* Do this *
Pull out every line below holding the word "structured".

○ ○ ○ ○ ○

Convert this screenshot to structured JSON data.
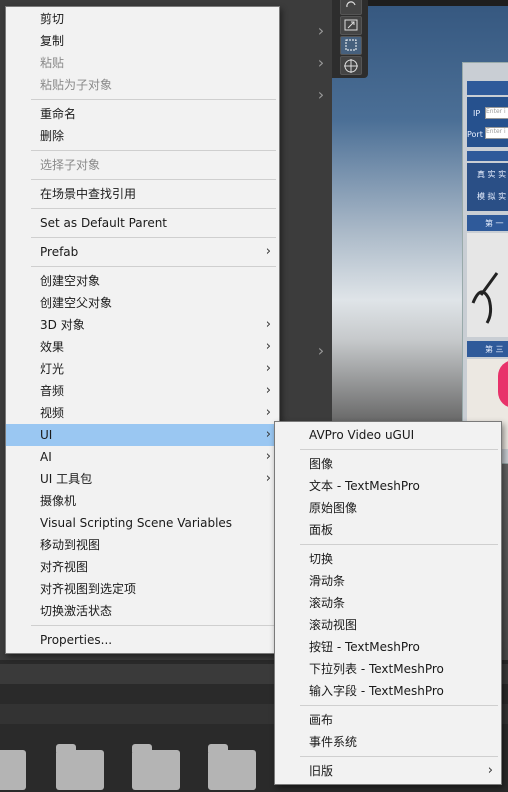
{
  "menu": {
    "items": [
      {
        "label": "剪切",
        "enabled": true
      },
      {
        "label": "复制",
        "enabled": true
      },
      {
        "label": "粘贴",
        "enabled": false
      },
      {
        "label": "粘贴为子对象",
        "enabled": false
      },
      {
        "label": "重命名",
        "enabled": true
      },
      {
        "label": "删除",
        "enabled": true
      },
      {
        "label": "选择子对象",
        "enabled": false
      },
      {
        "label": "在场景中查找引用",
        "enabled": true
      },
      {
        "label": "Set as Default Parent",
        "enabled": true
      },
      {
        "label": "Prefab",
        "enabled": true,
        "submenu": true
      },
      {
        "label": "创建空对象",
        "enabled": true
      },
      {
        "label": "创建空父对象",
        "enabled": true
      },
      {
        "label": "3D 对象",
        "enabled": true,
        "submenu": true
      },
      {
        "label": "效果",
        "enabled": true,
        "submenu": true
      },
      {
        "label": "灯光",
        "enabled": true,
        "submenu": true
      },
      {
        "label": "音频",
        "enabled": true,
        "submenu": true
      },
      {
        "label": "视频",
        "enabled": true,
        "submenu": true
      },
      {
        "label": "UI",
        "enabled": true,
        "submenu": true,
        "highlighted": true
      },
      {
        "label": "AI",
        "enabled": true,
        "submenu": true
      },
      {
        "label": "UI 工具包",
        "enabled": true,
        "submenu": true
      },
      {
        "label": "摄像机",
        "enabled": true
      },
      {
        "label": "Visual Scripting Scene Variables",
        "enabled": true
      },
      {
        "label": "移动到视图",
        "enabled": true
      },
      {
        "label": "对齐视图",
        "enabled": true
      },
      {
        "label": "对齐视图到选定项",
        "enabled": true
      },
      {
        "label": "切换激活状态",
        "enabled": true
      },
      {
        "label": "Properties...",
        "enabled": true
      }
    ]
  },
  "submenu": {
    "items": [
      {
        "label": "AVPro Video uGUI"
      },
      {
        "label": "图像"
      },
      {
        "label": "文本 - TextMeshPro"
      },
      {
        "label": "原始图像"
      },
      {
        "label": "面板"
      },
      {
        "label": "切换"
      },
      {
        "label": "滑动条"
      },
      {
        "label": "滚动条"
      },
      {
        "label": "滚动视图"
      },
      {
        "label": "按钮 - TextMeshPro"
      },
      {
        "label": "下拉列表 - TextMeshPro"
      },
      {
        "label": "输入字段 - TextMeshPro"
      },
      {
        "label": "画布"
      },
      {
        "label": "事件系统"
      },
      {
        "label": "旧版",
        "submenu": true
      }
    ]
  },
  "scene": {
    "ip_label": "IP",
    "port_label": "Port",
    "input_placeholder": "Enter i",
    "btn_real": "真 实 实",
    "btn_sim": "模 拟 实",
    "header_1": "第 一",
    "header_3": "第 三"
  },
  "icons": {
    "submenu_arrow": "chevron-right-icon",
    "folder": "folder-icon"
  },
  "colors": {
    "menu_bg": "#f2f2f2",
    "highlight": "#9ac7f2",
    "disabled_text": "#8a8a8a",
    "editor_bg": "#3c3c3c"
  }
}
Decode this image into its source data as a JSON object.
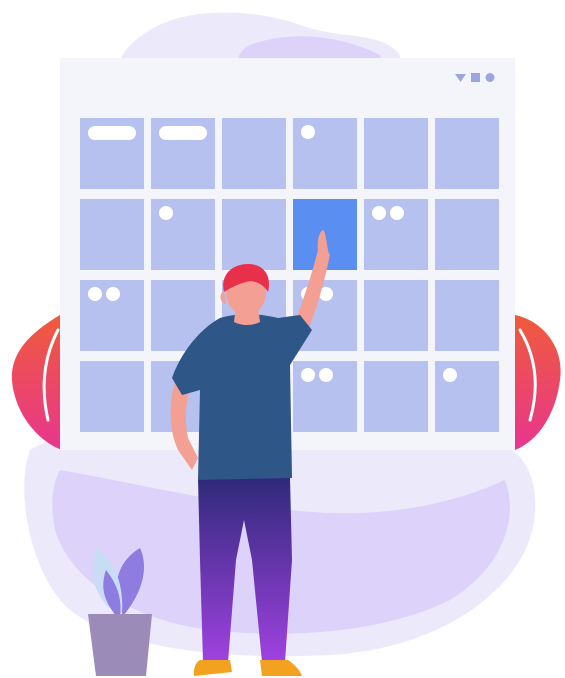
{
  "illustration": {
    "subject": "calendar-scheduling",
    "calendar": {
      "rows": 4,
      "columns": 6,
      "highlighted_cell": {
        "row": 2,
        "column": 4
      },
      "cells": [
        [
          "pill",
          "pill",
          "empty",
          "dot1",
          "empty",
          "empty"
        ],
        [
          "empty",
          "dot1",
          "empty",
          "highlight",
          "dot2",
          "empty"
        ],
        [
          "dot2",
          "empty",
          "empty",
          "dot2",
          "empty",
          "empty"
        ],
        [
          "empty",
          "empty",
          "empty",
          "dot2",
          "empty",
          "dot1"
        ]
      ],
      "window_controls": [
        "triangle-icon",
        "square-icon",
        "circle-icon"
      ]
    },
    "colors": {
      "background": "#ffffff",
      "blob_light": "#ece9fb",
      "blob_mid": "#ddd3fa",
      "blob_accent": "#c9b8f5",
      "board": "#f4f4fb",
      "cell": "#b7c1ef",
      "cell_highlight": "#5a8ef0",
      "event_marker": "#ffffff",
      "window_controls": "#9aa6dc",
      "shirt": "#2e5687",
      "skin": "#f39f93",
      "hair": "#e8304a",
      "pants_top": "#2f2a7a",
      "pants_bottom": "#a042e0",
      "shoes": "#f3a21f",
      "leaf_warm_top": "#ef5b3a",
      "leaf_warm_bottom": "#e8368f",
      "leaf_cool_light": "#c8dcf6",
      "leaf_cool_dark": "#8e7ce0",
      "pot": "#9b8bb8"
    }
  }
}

○ ○ ○ ○ ○

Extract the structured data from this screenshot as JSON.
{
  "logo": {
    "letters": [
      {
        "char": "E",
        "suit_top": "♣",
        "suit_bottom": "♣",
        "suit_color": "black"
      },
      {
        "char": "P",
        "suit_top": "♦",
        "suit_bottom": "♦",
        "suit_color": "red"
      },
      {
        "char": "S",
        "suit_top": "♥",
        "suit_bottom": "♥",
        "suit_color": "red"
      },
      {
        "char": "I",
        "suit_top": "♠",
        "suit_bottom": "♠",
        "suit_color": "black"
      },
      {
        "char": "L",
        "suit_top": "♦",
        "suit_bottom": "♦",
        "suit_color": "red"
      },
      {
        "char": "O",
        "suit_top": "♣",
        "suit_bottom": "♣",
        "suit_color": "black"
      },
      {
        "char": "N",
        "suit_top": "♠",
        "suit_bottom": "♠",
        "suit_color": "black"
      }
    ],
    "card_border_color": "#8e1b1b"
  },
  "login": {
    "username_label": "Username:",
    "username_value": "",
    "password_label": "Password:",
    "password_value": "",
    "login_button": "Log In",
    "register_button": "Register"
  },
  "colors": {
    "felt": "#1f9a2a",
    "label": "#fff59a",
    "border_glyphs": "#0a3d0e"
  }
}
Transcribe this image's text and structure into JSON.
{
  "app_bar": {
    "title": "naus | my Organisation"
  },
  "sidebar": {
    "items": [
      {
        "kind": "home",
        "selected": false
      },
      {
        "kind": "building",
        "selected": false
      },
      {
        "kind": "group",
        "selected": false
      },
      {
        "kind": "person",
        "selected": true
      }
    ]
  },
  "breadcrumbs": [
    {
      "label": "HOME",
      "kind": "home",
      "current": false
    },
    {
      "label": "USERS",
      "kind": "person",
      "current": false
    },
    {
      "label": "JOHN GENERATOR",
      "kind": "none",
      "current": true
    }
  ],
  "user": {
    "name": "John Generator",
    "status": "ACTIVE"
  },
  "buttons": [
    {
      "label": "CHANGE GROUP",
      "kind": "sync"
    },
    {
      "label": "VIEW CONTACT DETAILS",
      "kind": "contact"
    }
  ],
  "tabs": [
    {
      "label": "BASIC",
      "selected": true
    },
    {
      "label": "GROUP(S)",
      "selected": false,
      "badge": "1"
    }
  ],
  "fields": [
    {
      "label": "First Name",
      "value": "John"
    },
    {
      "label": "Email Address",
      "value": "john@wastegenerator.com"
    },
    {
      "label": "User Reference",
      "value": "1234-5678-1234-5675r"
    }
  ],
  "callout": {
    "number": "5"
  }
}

○ ○ ○ ○ ○

* Result of the task *
Convert this screenshot to structured JSON data.
Extract the structured data from this screenshot as JSON.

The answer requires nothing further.